Required task: Repeat the records below exactly.

☆ ☆ ☆ ☆ ☆ ☆ ☆

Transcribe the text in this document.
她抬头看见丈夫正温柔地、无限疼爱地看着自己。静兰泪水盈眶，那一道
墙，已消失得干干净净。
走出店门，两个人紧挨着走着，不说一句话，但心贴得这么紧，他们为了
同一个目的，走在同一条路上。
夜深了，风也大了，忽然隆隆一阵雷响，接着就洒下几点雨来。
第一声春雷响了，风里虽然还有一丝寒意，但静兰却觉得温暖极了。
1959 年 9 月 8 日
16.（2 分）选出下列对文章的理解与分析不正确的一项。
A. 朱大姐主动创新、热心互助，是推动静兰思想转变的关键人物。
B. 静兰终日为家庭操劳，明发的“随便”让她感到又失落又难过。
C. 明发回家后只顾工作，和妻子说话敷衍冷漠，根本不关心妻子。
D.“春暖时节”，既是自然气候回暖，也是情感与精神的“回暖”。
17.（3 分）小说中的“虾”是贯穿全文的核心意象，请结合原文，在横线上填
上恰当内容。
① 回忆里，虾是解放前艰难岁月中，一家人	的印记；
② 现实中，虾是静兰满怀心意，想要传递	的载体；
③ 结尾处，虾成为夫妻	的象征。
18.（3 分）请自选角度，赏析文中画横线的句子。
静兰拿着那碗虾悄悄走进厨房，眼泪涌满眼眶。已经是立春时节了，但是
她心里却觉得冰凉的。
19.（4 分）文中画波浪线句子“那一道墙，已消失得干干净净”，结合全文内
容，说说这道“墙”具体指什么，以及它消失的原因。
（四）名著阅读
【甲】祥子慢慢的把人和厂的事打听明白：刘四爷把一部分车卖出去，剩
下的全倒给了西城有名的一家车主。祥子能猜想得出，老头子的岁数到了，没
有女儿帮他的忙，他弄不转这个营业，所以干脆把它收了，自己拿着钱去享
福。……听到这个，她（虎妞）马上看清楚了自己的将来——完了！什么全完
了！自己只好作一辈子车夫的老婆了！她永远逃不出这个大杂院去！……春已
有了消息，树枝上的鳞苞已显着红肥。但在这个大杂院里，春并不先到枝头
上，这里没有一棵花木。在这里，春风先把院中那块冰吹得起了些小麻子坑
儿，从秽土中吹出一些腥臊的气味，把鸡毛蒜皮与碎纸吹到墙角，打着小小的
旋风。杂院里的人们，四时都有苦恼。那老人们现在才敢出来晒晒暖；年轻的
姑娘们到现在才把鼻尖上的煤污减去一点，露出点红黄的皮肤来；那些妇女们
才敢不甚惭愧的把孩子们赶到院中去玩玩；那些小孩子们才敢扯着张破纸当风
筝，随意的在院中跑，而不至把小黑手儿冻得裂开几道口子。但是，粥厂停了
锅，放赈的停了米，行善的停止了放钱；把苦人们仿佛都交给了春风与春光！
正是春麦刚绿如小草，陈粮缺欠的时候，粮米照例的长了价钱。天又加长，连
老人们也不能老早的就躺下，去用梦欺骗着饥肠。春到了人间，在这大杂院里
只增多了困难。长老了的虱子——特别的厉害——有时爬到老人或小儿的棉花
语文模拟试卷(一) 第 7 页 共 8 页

☆ ☆ ☆ ☆ ☆ ☆ ☆

Written reply:
Transcribe the text in this document.
她抬头看见丈夫正温柔地、无限疼爱地看着自己。静兰泪水盈眶，那一道
墙，已消失得干干净净。
走出店门，两个人紧挨着走着，不说一句话，但心贴得这么紧，他们为了
同一个目的，走在同一条路上。
夜深了，风也大了，忽然隆隆一阵雷响，接着就洒下几点雨来。
第一声春雷响了，风里虽然还有一丝寒意，但静兰却觉得温暖极了。
1959 年 9 月 8 日
16.（2 分）选出下列对文章的理解与分析不正确的一项。
A. 朱大姐主动创新、热心互助，是推动静兰思想转变的关键人物。
B. 静兰终日为家庭操劳，明发的“随便”让她感到又失落又难过。
C. 明发回家后只顾工作，和妻子说话敷衍冷漠，根本不关心妻子。
D.“春暖时节”，既是自然气候回暖，也是情感与精神的“回暖”。
17.（3 分）小说中的“虾”是贯穿全文的核心意象，请结合原文，在横线上填
上恰当内容。
① 回忆里，虾是解放前艰难岁月中，一家人	的印记；
② 现实中，虾是静兰满怀心意，想要传递	的载体；
③ 结尾处，虾成为夫妻	的象征。
18.（3 分）请自选角度，赏析文中画横线的句子。
静兰拿着那碗虾悄悄走进厨房，眼泪涌满眼眶。已经是立春时节了，但是
她心里却觉得冰凉的。
19.（4 分）文中画波浪线句子“那一道墙，已消失得干干净净”，结合全文内
容，说说这道“墙”具体指什么，以及它消失的原因。
（四）名著阅读
【甲】祥子慢慢的把人和厂的事打听明白：刘四爷把一部分车卖出去，剩
下的全倒给了西城有名的一家车主。祥子能猜想得出，老头子的岁数到了，没
有女儿帮他的忙，他弄不转这个营业，所以干脆把它收了，自己拿着钱去享
福。……听到这个，她（虎妞）马上看清楚了自己的将来——完了！什么全完
了！自己只好作一辈子车夫的老婆了！她永远逃不出这个大杂院去！……春已
有了消息，树枝上的鳞苞已显着红肥。但在这个大杂院里，春并不先到枝头
上，这里没有一棵花木。在这里，春风先把院中那块冰吹得起了些小麻子坑
儿，从秽土中吹出一些腥臊的气味，把鸡毛蒜皮与碎纸吹到墙角，打着小小的
旋风。杂院里的人们，四时都有苦恼。那老人们现在才敢出来晒晒暖；年轻的
姑娘们到现在才把鼻尖上的煤污减去一点，露出点红黄的皮肤来；那些妇女们
才敢不甚惭愧的把孩子们赶到院中去玩玩；那些小孩子们才敢扯着张破纸当风
筝，随意的在院中跑，而不至把小黑手儿冻得裂开几道口子。但是，粥厂停了
锅，放赈的停了米，行善的停止了放钱；把苦人们仿佛都交给了春风与春光！
正是春麦刚绿如小草，陈粮缺欠的时候，粮米照例的长了价钱。天又加长，连
老人们也不能老早的就躺下，去用梦欺骗着饥肠。春到了人间，在这大杂院里
只增多了困难。长老了的虱子——特别的厉害——有时爬到老人或小儿的棉花
语文模拟试卷(一) 第 7 页 共 8 页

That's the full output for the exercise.